Data section =>
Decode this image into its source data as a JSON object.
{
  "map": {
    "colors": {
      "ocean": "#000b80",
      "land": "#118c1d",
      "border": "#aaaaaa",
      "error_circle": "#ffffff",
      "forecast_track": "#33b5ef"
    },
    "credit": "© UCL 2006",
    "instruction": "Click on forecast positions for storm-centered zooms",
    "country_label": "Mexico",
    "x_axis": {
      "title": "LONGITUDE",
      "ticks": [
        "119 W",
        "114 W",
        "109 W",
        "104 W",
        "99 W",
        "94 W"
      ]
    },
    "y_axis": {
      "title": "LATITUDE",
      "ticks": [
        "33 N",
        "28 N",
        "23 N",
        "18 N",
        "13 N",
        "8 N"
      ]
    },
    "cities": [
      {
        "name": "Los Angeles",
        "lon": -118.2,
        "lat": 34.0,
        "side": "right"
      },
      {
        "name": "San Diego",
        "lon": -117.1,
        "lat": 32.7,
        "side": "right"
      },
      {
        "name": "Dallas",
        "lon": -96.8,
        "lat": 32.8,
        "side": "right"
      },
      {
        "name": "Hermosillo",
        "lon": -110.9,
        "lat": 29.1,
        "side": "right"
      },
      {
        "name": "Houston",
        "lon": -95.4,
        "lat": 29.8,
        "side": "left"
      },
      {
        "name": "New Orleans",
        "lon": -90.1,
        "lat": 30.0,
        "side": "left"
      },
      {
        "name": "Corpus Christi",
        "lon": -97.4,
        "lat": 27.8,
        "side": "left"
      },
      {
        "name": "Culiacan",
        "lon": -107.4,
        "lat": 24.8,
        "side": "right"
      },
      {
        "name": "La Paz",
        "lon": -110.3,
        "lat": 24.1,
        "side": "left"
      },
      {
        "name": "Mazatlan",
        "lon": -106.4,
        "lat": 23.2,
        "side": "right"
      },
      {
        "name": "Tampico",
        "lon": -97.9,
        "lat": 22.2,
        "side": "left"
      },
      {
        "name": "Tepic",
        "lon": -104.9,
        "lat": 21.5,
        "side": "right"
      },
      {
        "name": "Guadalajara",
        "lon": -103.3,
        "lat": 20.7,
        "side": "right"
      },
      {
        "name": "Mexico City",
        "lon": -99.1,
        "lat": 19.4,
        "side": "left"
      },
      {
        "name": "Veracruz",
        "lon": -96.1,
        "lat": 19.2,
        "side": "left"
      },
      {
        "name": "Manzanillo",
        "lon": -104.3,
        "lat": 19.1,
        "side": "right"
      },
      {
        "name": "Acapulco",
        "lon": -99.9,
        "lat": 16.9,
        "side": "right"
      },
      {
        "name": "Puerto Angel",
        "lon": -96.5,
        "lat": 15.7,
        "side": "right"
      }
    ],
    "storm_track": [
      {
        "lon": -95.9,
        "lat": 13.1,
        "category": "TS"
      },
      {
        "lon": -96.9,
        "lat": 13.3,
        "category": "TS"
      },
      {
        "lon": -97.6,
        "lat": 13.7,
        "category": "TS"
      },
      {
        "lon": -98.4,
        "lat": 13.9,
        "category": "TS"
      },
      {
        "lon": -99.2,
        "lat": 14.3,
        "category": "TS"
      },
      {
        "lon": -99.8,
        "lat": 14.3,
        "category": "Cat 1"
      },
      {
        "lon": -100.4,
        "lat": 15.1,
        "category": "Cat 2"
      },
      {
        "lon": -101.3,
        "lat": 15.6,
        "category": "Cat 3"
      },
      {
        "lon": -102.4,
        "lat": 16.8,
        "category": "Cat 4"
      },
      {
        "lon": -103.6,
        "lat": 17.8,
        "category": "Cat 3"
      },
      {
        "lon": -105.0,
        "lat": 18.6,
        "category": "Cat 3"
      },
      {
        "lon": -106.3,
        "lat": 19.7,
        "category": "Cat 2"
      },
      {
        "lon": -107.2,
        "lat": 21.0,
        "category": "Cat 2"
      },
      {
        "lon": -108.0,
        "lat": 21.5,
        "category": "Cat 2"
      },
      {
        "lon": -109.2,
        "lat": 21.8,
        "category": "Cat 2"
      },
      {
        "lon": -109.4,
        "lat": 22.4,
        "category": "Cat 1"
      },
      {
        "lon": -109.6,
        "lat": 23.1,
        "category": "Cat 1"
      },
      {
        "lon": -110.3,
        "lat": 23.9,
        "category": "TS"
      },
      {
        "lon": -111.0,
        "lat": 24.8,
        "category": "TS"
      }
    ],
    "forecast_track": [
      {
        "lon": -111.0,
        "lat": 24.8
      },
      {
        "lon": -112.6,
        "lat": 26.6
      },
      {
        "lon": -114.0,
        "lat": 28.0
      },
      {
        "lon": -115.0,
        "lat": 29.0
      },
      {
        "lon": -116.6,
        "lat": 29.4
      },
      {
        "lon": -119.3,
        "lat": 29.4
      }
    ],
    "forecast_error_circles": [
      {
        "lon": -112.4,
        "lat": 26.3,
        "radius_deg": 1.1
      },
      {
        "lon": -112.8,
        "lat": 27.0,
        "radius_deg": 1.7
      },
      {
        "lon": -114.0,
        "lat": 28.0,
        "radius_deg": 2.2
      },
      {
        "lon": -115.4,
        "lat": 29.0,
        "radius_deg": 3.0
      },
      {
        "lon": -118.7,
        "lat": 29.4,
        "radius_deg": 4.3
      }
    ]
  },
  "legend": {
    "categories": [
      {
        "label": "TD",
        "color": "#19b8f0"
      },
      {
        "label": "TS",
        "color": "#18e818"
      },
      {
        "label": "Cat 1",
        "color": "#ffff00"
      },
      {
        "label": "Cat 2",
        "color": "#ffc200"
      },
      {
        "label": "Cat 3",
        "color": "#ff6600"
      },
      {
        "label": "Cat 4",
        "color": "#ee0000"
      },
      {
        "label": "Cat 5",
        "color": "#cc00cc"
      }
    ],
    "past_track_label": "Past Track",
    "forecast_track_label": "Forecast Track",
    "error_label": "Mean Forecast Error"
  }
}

Stated problem => Exactly as shown, repeat every record.

Exercise solution =>
Decode this image into its source data as a JSON object.
{
  "map": {
    "colors": {
      "ocean": "#000b80",
      "land": "#118c1d",
      "border": "#aaaaaa",
      "error_circle": "#ffffff",
      "forecast_track": "#33b5ef"
    },
    "credit": "© UCL 2006",
    "instruction": "Click on forecast positions for storm-centered zooms",
    "country_label": "Mexico",
    "x_axis": {
      "title": "LONGITUDE",
      "ticks": [
        "119 W",
        "114 W",
        "109 W",
        "104 W",
        "99 W",
        "94 W"
      ]
    },
    "y_axis": {
      "title": "LATITUDE",
      "ticks": [
        "33 N",
        "28 N",
        "23 N",
        "18 N",
        "13 N",
        "8 N"
      ]
    },
    "cities": [
      {
        "name": "Los Angeles",
        "lon": -118.2,
        "lat": 34.0,
        "side": "right"
      },
      {
        "name": "San Diego",
        "lon": -117.1,
        "lat": 32.7,
        "side": "right"
      },
      {
        "name": "Dallas",
        "lon": -96.8,
        "lat": 32.8,
        "side": "right"
      },
      {
        "name": "Hermosillo",
        "lon": -110.9,
        "lat": 29.1,
        "side": "right"
      },
      {
        "name": "Houston",
        "lon": -95.4,
        "lat": 29.8,
        "side": "left"
      },
      {
        "name": "New Orleans",
        "lon": -90.1,
        "lat": 30.0,
        "side": "left"
      },
      {
        "name": "Corpus Christi",
        "lon": -97.4,
        "lat": 27.8,
        "side": "left"
      },
      {
        "name": "Culiacan",
        "lon": -107.4,
        "lat": 24.8,
        "side": "right"
      },
      {
        "name": "La Paz",
        "lon": -110.3,
        "lat": 24.1,
        "side": "left"
      },
      {
        "name": "Mazatlan",
        "lon": -106.4,
        "lat": 23.2,
        "side": "right"
      },
      {
        "name": "Tampico",
        "lon": -97.9,
        "lat": 22.2,
        "side": "left"
      },
      {
        "name": "Tepic",
        "lon": -104.9,
        "lat": 21.5,
        "side": "right"
      },
      {
        "name": "Guadalajara",
        "lon": -103.3,
        "lat": 20.7,
        "side": "right"
      },
      {
        "name": "Mexico City",
        "lon": -99.1,
        "lat": 19.4,
        "side": "left"
      },
      {
        "name": "Veracruz",
        "lon": -96.1,
        "lat": 19.2,
        "side": "left"
      },
      {
        "name": "Manzanillo",
        "lon": -104.3,
        "lat": 19.1,
        "side": "right"
      },
      {
        "name": "Acapulco",
        "lon": -99.9,
        "lat": 16.9,
        "side": "right"
      },
      {
        "name": "Puerto Angel",
        "lon": -96.5,
        "lat": 15.7,
        "side": "right"
      }
    ],
    "storm_track": [
      {
        "lon": -95.9,
        "lat": 13.1,
        "category": "TS"
      },
      {
        "lon": -96.9,
        "lat": 13.3,
        "category": "TS"
      },
      {
        "lon": -97.6,
        "lat": 13.7,
        "category": "TS"
      },
      {
        "lon": -98.4,
        "lat": 13.9,
        "category": "TS"
      },
      {
        "lon": -99.2,
        "lat": 14.3,
        "category": "TS"
      },
      {
        "lon": -99.8,
        "lat": 14.3,
        "category": "Cat 1"
      },
      {
        "lon": -100.4,
        "lat": 15.1,
        "category": "Cat 2"
      },
      {
        "lon": -101.3,
        "lat": 15.6,
        "category": "Cat 3"
      },
      {
        "lon": -102.4,
        "lat": 16.8,
        "category": "Cat 4"
      },
      {
        "lon": -103.6,
        "lat": 17.8,
        "category": "Cat 3"
      },
      {
        "lon": -105.0,
        "lat": 18.6,
        "category": "Cat 3"
      },
      {
        "lon": -106.3,
        "lat": 19.7,
        "category": "Cat 2"
      },
      {
        "lon": -107.2,
        "lat": 21.0,
        "category": "Cat 2"
      },
      {
        "lon": -108.0,
        "lat": 21.5,
        "category": "Cat 2"
      },
      {
        "lon": -109.2,
        "lat": 21.8,
        "category": "Cat 2"
      },
      {
        "lon": -109.4,
        "lat": 22.4,
        "category": "Cat 1"
      },
      {
        "lon": -109.6,
        "lat": 23.1,
        "category": "Cat 1"
      },
      {
        "lon": -110.3,
        "lat": 23.9,
        "category": "TS"
      },
      {
        "lon": -111.0,
        "lat": 24.8,
        "category": "TS"
      }
    ],
    "forecast_track": [
      {
        "lon": -111.0,
        "lat": 24.8
      },
      {
        "lon": -112.6,
        "lat": 26.6
      },
      {
        "lon": -114.0,
        "lat": 28.0
      },
      {
        "lon": -115.0,
        "lat": 29.0
      },
      {
        "lon": -116.6,
        "lat": 29.4
      },
      {
        "lon": -119.3,
        "lat": 29.4
      }
    ],
    "forecast_error_circles": [
      {
        "lon": -112.4,
        "lat": 26.3,
        "radius_deg": 1.1
      },
      {
        "lon": -112.8,
        "lat": 27.0,
        "radius_deg": 1.7
      },
      {
        "lon": -114.0,
        "lat": 28.0,
        "radius_deg": 2.2
      },
      {
        "lon": -115.4,
        "lat": 29.0,
        "radius_deg": 3.0
      },
      {
        "lon": -118.7,
        "lat": 29.4,
        "radius_deg": 4.3
      }
    ]
  },
  "legend": {
    "categories": [
      {
        "label": "TD",
        "color": "#19b8f0"
      },
      {
        "label": "TS",
        "color": "#18e818"
      },
      {
        "label": "Cat 1",
        "color": "#ffff00"
      },
      {
        "label": "Cat 2",
        "color": "#ffc200"
      },
      {
        "label": "Cat 3",
        "color": "#ff6600"
      },
      {
        "label": "Cat 4",
        "color": "#ee0000"
      },
      {
        "label": "Cat 5",
        "color": "#cc00cc"
      }
    ],
    "past_track_label": "Past Track",
    "forecast_track_label": "Forecast Track",
    "error_label": "Mean Forecast Error"
  }
}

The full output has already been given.